# [What the task requires]
Update the data from its first line through the line that contains "- cell-glyph: [174, 489, 183, 495]" by changing "component" to "item", and return only those lines with nothing else altered.
• • •
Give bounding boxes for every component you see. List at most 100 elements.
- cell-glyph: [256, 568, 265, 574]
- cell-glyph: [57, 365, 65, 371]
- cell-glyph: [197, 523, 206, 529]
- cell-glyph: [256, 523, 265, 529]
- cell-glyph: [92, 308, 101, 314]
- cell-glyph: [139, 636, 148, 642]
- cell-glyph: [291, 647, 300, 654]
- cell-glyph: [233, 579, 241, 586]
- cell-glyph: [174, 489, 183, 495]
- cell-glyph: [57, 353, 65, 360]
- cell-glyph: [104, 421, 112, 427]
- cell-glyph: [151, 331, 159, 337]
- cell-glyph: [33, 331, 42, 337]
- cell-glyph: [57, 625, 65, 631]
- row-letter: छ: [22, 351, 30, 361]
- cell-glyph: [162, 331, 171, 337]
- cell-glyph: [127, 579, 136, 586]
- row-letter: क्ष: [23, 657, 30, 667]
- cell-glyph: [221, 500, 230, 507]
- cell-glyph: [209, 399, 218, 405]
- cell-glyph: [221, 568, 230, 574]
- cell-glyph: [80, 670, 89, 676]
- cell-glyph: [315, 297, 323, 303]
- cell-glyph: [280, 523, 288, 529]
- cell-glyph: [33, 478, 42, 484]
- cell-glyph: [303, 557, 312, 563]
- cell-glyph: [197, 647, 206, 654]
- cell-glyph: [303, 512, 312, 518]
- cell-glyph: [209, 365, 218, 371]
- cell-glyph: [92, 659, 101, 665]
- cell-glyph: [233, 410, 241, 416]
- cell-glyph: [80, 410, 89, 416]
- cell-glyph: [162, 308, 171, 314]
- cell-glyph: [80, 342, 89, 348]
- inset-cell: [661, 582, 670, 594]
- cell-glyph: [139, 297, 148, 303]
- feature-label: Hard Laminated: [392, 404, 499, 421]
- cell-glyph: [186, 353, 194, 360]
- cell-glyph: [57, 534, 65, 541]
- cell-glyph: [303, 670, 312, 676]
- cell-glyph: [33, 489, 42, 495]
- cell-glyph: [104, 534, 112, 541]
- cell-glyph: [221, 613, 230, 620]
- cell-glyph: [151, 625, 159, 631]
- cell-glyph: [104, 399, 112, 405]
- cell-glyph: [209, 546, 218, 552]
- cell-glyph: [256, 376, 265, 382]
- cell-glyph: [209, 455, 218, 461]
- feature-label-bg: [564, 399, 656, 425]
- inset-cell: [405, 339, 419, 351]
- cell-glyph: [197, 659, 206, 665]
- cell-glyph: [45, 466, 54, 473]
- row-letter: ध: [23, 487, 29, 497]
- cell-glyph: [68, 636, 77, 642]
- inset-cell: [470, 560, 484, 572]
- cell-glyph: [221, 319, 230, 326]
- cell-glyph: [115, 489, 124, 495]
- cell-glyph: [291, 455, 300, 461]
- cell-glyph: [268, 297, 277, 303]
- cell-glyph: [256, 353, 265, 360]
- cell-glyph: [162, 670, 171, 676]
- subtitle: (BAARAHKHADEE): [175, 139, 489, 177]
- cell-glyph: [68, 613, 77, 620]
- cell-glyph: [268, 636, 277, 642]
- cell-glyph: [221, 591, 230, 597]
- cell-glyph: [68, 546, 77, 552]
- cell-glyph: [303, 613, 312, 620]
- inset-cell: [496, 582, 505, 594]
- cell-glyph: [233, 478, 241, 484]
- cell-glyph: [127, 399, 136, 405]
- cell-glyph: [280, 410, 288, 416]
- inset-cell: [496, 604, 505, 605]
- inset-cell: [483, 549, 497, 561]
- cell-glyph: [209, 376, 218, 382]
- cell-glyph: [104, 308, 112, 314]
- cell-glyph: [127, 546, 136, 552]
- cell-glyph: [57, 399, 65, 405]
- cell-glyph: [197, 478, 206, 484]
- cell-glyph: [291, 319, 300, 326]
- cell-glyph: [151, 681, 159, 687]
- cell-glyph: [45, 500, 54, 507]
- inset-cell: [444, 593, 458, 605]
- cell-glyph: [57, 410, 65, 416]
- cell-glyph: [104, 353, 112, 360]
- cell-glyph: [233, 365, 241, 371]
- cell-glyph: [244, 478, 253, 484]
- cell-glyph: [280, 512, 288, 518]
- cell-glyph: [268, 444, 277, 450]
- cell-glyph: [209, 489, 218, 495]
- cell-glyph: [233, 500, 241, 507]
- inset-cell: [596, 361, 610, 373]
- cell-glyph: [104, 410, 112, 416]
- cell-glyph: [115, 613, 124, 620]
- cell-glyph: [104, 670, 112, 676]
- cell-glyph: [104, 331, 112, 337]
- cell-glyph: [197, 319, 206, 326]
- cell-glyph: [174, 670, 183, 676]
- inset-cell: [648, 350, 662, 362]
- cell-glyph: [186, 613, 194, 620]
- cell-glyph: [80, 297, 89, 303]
• • •
# [Written response]
Give bounding boxes for every item you see. List at most 100 elements.
- cell-glyph: [256, 568, 265, 574]
- cell-glyph: [57, 365, 65, 371]
- cell-glyph: [197, 523, 206, 529]
- cell-glyph: [256, 523, 265, 529]
- cell-glyph: [92, 308, 101, 314]
- cell-glyph: [139, 636, 148, 642]
- cell-glyph: [291, 647, 300, 654]
- cell-glyph: [233, 579, 241, 586]
- cell-glyph: [174, 489, 183, 495]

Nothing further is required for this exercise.